======== DATA EXCERPTS
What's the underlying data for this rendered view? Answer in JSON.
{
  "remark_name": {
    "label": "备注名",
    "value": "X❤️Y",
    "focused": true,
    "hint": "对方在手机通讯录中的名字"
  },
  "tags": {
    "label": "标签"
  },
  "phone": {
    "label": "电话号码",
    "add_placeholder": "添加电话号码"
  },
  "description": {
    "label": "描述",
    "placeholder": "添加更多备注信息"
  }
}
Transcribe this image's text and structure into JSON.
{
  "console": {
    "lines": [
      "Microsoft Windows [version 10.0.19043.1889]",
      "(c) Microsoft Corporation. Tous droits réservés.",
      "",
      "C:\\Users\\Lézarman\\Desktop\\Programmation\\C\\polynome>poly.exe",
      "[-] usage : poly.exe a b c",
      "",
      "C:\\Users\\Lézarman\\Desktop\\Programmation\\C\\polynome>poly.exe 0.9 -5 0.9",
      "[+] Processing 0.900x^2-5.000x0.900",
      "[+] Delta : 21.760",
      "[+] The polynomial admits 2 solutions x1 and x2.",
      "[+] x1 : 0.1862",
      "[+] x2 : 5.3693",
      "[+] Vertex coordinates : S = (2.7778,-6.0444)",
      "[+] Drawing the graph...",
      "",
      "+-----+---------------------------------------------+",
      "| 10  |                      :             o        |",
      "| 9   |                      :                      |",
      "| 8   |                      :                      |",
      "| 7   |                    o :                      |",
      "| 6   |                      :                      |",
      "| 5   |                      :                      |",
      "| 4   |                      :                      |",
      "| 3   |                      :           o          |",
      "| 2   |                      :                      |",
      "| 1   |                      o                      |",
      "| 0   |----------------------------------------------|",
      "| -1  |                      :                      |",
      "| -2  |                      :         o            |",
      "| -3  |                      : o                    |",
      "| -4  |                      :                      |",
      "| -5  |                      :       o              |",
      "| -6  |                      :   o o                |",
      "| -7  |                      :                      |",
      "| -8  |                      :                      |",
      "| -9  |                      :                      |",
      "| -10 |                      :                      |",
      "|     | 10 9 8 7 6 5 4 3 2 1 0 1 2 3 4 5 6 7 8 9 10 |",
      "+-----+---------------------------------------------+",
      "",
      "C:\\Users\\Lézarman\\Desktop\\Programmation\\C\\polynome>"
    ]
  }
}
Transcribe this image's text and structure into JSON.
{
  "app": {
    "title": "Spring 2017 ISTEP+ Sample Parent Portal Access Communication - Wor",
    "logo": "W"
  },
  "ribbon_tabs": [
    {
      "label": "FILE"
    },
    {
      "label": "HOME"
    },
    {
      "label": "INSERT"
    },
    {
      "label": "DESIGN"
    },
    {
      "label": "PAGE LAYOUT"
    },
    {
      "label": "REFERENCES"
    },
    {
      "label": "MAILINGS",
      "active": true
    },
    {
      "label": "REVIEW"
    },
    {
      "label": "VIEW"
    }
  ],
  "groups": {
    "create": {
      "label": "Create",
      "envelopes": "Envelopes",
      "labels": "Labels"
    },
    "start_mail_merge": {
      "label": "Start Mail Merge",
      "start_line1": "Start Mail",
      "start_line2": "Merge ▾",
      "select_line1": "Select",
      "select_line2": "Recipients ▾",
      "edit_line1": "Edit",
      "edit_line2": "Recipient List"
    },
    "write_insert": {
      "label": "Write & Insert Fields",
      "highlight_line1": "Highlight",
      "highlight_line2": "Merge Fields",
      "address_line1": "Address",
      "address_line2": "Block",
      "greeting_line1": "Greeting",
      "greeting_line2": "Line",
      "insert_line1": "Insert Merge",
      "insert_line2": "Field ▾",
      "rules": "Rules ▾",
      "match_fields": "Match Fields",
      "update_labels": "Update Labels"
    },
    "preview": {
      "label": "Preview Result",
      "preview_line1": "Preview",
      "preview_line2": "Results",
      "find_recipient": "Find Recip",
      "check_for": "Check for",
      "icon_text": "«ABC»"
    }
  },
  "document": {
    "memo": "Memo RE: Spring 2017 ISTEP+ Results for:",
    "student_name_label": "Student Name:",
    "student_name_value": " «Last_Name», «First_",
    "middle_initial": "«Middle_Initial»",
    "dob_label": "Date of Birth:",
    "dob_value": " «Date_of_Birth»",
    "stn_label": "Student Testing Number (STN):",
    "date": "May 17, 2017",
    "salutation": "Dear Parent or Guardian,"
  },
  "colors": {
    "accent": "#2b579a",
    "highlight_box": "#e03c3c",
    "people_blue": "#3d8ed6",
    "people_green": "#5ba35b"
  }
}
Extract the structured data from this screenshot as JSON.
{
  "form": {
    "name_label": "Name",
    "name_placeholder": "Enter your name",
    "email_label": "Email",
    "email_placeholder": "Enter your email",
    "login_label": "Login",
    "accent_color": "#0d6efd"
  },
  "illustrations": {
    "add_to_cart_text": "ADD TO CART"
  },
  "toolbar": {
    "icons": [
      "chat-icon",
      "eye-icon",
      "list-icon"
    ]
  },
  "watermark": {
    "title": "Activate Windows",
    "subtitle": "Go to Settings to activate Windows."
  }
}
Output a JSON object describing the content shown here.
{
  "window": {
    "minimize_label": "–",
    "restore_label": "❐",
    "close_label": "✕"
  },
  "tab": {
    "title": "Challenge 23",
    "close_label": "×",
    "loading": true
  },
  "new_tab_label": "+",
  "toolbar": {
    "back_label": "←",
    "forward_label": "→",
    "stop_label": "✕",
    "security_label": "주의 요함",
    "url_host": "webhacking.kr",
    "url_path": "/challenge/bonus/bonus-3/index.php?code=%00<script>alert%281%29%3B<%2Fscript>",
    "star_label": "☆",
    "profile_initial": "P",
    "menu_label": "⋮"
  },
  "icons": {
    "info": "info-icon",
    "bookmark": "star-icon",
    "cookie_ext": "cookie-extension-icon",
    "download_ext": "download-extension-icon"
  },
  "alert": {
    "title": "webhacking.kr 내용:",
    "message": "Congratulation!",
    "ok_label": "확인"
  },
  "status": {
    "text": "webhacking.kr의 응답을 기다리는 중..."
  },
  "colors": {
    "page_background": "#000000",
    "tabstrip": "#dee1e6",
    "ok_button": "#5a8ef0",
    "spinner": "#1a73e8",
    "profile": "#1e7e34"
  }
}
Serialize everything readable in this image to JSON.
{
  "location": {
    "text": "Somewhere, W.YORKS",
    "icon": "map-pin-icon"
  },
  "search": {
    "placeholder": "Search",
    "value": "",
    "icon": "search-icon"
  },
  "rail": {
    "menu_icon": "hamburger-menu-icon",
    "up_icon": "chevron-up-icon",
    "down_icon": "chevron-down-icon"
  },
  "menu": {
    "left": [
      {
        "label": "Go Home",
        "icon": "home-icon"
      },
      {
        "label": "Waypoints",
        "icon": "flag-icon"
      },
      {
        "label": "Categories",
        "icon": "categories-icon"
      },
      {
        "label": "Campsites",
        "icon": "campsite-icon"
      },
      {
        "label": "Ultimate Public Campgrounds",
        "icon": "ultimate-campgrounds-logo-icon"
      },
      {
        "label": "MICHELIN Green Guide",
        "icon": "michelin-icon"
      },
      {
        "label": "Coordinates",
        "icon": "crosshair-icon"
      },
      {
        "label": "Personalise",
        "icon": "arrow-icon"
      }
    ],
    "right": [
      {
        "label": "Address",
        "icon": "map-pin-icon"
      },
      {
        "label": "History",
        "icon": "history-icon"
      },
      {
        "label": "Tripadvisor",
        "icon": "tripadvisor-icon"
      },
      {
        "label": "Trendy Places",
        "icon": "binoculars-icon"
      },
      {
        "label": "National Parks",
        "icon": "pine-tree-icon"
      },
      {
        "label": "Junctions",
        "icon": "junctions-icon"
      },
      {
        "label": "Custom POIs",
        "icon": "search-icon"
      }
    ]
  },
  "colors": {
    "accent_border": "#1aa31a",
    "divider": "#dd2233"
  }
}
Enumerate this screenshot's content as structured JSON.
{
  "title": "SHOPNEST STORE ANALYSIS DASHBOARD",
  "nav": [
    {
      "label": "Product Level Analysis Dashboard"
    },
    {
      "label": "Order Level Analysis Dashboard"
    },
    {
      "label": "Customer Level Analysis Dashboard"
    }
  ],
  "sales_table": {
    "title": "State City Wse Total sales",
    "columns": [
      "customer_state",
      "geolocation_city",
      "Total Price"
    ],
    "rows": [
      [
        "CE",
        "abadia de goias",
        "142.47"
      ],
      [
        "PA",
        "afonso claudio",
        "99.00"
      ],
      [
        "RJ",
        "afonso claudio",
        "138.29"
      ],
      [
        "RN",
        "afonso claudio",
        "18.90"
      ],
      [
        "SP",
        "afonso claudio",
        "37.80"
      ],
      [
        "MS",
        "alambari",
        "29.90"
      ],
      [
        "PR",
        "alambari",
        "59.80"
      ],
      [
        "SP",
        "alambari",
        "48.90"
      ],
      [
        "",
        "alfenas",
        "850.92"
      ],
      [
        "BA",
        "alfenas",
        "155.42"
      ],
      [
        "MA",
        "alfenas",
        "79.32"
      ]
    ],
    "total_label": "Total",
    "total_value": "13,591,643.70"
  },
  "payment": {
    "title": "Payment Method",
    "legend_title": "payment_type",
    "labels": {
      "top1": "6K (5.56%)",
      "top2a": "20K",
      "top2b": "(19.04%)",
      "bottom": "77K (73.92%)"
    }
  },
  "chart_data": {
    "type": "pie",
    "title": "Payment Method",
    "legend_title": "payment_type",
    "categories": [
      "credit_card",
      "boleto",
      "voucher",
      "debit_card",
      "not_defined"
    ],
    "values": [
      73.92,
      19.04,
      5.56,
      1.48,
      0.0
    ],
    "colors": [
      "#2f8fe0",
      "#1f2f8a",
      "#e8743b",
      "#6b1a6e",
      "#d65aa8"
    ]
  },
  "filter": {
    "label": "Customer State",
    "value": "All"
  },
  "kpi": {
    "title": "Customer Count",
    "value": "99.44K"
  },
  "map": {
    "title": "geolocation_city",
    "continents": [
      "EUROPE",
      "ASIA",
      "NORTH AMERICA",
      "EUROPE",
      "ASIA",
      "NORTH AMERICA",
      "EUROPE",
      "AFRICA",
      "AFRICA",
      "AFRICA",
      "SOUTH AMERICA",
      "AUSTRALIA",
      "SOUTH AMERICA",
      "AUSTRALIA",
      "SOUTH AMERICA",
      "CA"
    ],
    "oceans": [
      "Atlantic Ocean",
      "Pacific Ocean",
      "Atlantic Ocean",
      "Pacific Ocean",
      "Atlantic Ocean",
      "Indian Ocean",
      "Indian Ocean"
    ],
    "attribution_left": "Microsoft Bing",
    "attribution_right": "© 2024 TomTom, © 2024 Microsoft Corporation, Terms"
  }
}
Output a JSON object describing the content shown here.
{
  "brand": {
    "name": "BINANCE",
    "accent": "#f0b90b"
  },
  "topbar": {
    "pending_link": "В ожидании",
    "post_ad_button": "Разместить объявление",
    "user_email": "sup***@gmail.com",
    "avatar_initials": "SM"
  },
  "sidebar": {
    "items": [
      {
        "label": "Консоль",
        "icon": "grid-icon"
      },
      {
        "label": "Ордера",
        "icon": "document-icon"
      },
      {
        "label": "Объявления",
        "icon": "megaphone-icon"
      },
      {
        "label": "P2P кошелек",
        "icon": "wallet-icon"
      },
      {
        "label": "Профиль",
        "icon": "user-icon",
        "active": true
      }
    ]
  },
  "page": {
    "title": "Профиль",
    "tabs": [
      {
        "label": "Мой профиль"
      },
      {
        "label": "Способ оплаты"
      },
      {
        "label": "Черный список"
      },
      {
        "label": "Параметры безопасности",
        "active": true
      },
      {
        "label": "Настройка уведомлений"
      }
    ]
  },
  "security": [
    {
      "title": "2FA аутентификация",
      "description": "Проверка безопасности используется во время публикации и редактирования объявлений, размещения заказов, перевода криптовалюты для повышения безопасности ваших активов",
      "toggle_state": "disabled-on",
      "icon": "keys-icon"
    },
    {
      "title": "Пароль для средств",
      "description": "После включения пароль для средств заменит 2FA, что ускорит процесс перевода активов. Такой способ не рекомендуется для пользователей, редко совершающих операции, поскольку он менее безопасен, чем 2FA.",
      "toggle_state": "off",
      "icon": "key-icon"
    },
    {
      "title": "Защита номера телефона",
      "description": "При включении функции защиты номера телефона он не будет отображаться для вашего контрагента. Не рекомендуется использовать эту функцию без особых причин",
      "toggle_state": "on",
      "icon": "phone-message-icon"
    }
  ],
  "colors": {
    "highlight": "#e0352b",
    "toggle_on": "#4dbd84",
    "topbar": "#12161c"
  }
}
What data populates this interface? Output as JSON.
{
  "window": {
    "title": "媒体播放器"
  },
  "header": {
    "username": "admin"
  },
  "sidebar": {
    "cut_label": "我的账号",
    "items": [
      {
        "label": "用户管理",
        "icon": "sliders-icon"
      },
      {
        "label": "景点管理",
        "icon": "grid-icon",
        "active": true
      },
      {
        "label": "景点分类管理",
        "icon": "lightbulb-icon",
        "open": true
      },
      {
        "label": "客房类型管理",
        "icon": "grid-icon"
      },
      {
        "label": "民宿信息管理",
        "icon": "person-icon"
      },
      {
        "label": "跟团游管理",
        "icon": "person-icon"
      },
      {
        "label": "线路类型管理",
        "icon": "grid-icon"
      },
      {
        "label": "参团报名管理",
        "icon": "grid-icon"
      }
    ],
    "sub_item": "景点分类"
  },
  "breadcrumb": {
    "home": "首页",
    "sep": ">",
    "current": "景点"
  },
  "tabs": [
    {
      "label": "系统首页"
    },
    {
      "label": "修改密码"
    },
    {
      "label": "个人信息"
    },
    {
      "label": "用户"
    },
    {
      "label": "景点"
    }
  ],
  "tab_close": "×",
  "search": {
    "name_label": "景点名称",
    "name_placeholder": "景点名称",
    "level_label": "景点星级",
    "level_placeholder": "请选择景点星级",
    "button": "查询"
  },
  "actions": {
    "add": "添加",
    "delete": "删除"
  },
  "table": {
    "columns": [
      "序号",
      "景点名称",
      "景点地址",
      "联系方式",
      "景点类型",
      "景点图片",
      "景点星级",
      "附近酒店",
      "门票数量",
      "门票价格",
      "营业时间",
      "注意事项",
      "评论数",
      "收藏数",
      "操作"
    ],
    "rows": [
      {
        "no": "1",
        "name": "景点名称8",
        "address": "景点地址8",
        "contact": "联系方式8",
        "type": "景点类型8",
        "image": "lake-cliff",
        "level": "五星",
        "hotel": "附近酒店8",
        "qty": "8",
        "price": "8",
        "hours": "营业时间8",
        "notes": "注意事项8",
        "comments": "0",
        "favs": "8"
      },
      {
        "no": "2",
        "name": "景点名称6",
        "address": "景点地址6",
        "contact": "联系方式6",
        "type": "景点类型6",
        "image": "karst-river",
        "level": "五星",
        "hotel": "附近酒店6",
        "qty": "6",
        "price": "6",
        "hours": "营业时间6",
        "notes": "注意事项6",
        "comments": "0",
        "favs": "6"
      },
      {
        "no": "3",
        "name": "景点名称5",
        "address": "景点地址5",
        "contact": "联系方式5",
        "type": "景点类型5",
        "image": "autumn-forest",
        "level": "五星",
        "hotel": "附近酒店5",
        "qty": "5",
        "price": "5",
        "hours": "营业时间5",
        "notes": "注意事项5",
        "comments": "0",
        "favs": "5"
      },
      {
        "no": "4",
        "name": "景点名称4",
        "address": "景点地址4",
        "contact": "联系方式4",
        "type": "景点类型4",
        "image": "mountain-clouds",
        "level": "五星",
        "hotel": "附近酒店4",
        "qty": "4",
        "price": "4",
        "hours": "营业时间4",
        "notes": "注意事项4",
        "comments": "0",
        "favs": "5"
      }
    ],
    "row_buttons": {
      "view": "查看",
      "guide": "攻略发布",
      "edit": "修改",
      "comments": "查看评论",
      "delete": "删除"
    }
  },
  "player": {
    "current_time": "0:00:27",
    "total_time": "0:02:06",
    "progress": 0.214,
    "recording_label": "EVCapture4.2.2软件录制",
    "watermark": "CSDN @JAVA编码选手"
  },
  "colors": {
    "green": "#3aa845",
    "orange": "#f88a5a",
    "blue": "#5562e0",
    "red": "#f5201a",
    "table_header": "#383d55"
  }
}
================
§ **WORK TO COMPLETE**
Copy out each line of the data where the string "hotel" appears.

§ **RESPONSE**
        "hotel": "附近酒店8",
        "hotel": "附近酒店6",
        "hotel": "附近酒店5",
        "hotel": "附近酒店4",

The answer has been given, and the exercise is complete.